• **SET EXERCISE**:
Copy down every line where the string "Pennsylvania" shows up.

• **AVAILABLE DATA**:
§ §

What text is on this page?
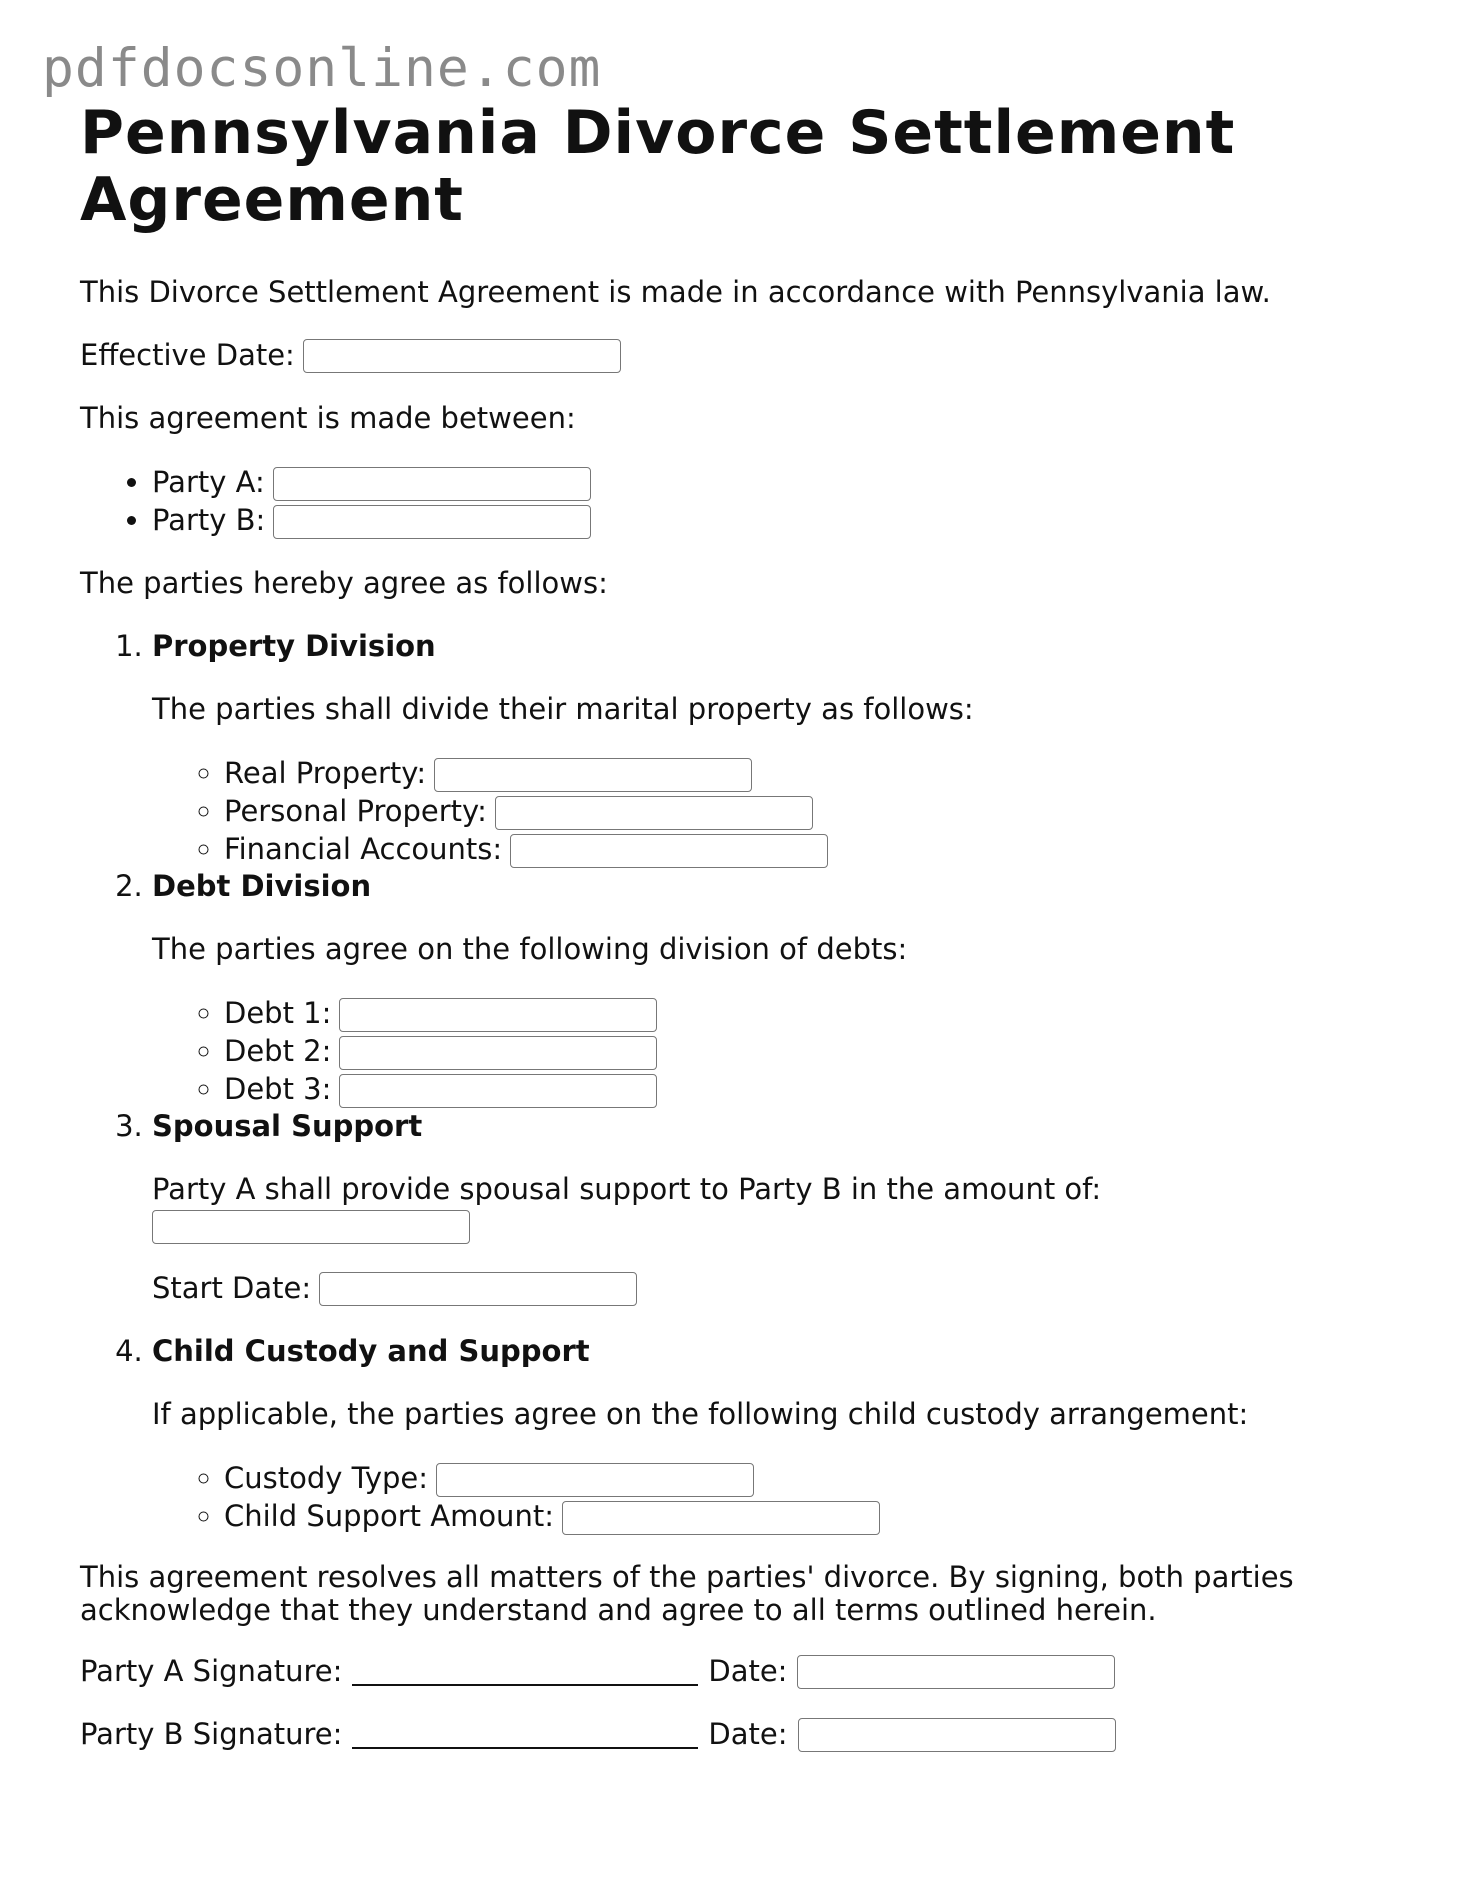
pdfdocsonline.com
Pennsylvania Divorce Settlement Agreement

This Divorce Settlement Agreement is made in accordance with Pennsylvania law.

Effective Date:

This agreement is made between:

• Party A:
• Party B:

The parties hereby agree as follows:

1. Property Division

The parties shall divide their marital property as follows:

◦ Real Property:
◦ Personal Property:
◦ Financial Accounts:
2. Debt Division

The parties agree on the following division of debts:

◦ Debt 1:
◦ Debt 2:
◦ Debt 3:
3. Spousal Support

Party A shall provide spousal support to Party B in the amount of:

Start Date:
4. Child Custody and Support

If applicable, the parties agree on the following child custody arrangement:

◦ Custody Type:
◦ Child Support Amount:

This agreement resolves all matters of the parties' divorce. By signing, both parties acknowledge that they understand and agree to all terms outlined herein.

Party A Signature:	Date:
Party B Signature:	Date:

§ §

• **THE ANSWER**:
Pennsylvania Divorce Settlement Agreement
This Divorce Settlement Agreement is made in accordance with Pennsylvania law.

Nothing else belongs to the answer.